EXTRACT PROVIDED section start

Outlays will rise by about $700 billion this year, in CBO’s estimation. Much of that increase results from legislation enacted in calendar year 2008 in response to turmoil in the housing and financial markets—in particular, $133 billion for the Troubled Asset Relief Program (TARP) and $291 billion for the estimated costs of placing Fannie Mae and Freddie Mac into conservatorship.

CBO expects that total spending in 2009 from funding provided by the American Recovery and Reinvestment Act (ARRA, Public Law 111-5) will reach about $115 billion."

Thus we have decreasing revenue and increasing financial commitments to Government programs that went south. This is NOT a problem from banks, nor is it a Medicare/SSI problem, it is a problem resulting from legislation.

The CBO echos our concern:

"Both in dollar terms and in relation to the size of the economy, the imbalance in the budget projected for 2009 is significantly larger than at any time since World War II. At $1.6 trillion, the expected deficit for this year will be nearly three and a half times the size of last year’s deficit of $459 billion. As a percentage of GDP, the 2009 deficit will be almost twice as large as any deficit in the past 60 years."

One of the major problem areas is the GSE, the Fannie and Freddie problems. The CBO states:

" Beginning in 2009, CBO is accounting for the GSEs’ operations in its budget projections by computing the present value of anticipated cash flows using an appropriate discount factor that recognizes the riskiness of those cash flows. On the basis of projections of the entities’ assets and liabilities over the long term, CBO estimates that including their operations in the budget will increase the federal deficit by $291 billion this year and by about $100 billion cumulatively between 2010 and 2019."

The second major drain is the Stimulus package which the CBO says:

"In February 2009, the Congressional Budget Office (CBO) and the Joint Committee on Taxation (JCT) estimated that the American Recovery and Reinvestment Act of 2009 (ARRA, Public Law 111-5) would increase deficits by $787 billion over the 2009–2019 period. About $575 billion of that 11-year total would stem from increased outlays and $212 billion from reduced revenues.1 For fiscal year 2009, which ends on September 30, CBO estimated that the net impact on the deficit would be $185 billion—a reduction of $65 billion in revenues and an increase of $120 billion in outlays. CBO has not completed a comprehensive update of its original estimate of the stimulus package. Indications to date are that, in total, the budgetary effects have occurred at about the pace CBO anticipated when it prepared its initial estimates."

EXTRACT PROVIDED section end
PROVIDED INFORMATION section start

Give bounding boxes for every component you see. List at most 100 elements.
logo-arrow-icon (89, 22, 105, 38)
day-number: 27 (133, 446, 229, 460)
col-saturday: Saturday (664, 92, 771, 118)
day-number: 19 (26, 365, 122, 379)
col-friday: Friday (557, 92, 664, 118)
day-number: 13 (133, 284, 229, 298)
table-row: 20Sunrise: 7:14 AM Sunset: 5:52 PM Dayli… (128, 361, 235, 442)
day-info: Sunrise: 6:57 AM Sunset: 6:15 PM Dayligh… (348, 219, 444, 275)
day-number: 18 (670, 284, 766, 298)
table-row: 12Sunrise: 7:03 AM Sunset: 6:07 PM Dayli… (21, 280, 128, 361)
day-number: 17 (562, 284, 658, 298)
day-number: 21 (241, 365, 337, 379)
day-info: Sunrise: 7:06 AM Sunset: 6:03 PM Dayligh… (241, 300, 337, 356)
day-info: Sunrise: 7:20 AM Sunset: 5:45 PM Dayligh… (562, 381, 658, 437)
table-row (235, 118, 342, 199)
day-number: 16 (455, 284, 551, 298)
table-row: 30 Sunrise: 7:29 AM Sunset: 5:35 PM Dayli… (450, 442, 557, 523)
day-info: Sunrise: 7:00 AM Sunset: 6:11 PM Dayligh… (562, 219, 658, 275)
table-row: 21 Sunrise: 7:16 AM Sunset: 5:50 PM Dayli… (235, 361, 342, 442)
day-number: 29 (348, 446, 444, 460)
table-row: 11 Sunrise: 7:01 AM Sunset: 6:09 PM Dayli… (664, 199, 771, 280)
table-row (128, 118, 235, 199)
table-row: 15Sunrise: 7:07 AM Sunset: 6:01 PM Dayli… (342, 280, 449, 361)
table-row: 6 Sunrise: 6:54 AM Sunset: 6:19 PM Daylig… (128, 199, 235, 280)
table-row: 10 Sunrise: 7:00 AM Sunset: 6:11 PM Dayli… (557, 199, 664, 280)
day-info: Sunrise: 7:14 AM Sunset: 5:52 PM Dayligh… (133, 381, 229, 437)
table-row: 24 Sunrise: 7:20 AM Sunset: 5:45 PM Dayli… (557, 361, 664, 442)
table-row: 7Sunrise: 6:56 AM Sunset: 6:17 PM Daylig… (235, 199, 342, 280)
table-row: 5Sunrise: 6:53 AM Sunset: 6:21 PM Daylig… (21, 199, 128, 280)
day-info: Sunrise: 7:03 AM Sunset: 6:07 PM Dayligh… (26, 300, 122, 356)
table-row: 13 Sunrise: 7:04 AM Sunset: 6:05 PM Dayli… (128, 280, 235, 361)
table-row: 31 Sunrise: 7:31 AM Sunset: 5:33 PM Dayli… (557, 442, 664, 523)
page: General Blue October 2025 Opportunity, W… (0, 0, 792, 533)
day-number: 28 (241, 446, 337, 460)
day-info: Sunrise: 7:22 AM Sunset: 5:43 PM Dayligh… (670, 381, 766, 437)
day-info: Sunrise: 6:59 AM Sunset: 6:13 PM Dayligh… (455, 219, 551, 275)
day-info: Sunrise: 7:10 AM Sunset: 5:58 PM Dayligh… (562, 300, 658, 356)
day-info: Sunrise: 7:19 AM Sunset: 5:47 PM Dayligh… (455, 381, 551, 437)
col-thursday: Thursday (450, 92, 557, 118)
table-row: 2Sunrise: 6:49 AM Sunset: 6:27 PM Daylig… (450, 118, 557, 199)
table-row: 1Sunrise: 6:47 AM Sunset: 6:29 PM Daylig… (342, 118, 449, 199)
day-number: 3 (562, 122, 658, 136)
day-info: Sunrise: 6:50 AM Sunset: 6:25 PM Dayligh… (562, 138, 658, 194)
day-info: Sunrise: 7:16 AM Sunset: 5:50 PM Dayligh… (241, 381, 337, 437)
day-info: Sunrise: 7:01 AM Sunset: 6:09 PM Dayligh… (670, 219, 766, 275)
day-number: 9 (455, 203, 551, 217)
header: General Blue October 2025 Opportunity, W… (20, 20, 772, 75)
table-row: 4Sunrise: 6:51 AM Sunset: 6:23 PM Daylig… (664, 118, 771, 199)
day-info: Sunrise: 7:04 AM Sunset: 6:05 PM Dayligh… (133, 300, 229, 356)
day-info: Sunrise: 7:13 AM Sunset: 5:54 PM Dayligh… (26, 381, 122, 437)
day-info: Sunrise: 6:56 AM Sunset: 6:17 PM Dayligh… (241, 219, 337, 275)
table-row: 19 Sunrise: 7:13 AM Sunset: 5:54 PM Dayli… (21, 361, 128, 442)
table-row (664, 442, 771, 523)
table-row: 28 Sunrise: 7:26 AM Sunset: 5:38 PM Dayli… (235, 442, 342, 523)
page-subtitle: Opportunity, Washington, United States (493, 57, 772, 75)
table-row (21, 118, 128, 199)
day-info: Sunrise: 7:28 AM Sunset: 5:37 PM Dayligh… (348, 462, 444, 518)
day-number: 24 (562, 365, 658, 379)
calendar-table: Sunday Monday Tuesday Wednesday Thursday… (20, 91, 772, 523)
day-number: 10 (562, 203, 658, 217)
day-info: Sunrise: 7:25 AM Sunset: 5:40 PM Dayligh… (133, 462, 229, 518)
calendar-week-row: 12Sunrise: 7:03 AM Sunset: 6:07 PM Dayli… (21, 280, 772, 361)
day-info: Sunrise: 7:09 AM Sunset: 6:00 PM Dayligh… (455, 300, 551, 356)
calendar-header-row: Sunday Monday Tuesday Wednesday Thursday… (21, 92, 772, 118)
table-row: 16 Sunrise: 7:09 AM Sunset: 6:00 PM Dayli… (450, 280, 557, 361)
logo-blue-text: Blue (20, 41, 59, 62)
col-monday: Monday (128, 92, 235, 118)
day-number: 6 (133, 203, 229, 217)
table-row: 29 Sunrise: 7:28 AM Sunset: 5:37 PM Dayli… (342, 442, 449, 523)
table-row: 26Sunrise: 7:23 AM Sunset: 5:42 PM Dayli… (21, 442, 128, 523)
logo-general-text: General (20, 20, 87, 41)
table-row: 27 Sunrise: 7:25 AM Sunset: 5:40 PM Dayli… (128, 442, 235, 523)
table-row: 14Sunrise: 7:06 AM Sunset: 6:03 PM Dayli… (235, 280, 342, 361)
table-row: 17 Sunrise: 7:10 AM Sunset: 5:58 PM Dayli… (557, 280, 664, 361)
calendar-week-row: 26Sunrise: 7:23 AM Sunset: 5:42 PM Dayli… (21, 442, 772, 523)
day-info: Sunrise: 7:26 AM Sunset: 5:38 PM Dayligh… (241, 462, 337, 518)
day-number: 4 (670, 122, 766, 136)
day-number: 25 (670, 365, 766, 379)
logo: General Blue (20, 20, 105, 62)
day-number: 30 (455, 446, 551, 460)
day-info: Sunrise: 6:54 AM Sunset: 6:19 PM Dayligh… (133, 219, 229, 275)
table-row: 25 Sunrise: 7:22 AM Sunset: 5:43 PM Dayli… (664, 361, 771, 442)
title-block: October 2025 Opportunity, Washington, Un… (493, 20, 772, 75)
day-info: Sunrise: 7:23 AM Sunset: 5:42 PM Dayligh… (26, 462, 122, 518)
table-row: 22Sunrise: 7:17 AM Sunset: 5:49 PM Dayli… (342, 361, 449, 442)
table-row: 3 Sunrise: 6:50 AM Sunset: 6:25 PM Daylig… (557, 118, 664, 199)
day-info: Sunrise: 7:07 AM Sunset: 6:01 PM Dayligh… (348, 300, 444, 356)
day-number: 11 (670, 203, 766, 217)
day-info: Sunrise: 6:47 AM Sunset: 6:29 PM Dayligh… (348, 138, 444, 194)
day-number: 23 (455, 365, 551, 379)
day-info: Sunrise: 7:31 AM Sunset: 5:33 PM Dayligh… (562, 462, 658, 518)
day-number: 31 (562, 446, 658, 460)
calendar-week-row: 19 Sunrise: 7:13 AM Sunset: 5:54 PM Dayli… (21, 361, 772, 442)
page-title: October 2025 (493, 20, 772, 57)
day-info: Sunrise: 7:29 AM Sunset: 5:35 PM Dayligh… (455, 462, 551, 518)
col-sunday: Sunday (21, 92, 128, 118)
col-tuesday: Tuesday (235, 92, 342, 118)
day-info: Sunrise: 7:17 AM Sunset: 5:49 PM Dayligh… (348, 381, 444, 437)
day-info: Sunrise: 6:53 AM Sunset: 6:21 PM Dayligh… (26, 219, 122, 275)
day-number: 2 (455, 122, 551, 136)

PROVIDED INFORMATION section end

YOUR TASK:
According to the CBO budget excerpt, how much did CBO and JCT estimate the American Recovery and Reinvestment Act would add to deficits over the 2009–2019 period?

WRITTEN ANSWER:
$787 billion